Aim
List each line holding the string "电压等级".

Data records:
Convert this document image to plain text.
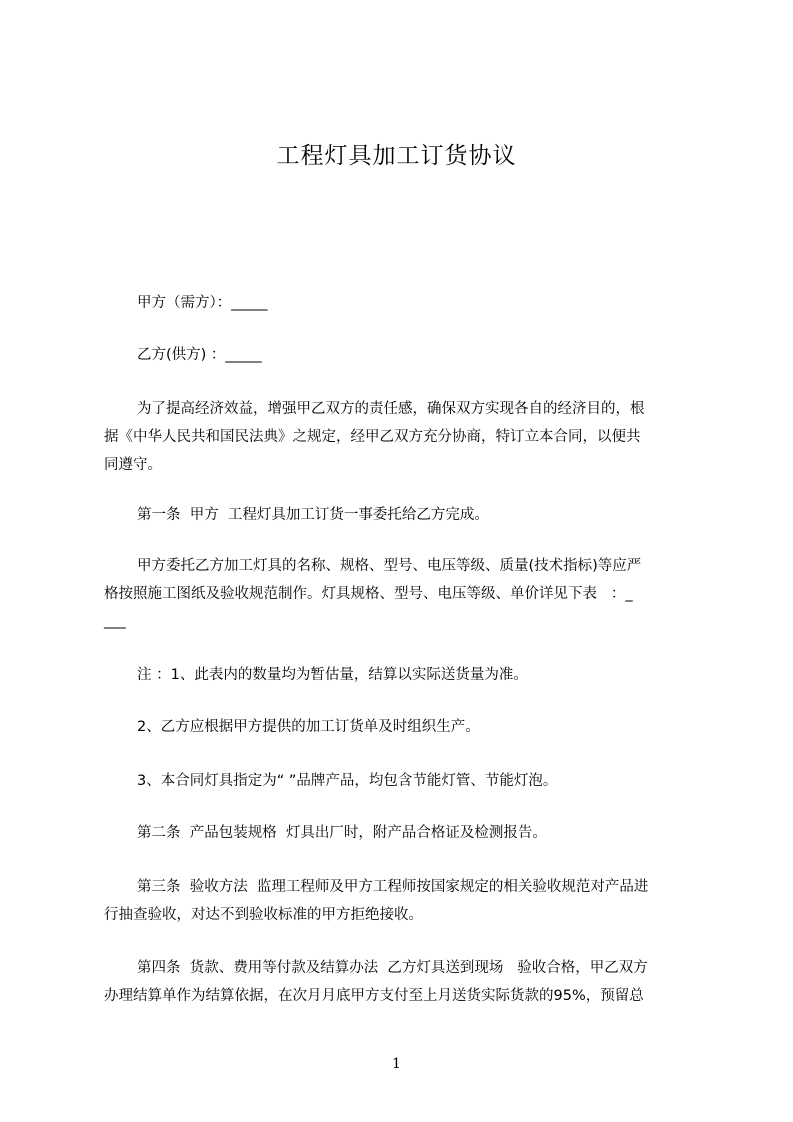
工程灯具加工订货协议
甲方（需方）：_____
乙方(供方) ：_____
为了提高经济效益，增强甲乙双方的责任感，确保双方实现各自的经济目的，根
据《中华人民共和国民法典》之规定，经甲乙双方充分协商，特订立本合同，以便共
同遵守。
第一条  甲方  工程灯具加工订货一事委托给乙方完成。
甲方委托乙方加工灯具的名称、规格、型号、电压等级、质量(技术指标)等应严
格按照施工图纸及验收规范制作。灯具规格、型号、电压等级、单价详见下表   ：_
___
注 ：1、此表内的数量均为暂估量，结算以实际送货量为准。
2、乙方应根据甲方提供的加工订货单及时组织生产。
3、本合同灯具指定为“ ”品牌产品，均包含节能灯管、节能灯泡。
第二条  产品包装规格  灯具出厂时，附产品合格证及检测报告。
第三条  验收方法  监理工程师及甲方工程师按国家规定的相关验收规范对产品进
行抽查验收，对达不到验收标准的甲方拒绝接收。
第四条  货款、费用等付款及结算办法  乙方灯具送到现场   验收合格，甲乙双方
办理结算单作为结算依据，在次月月底甲方支付至上月送货实际货款的95%，预留总
1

Exercise response
甲方委托乙方加工灯具的名称、规格、型号、电压等级、质量(技术指标)等应严
格按照施工图纸及验收规范制作。灯具规格、型号、电压等级、单价详见下表   ：_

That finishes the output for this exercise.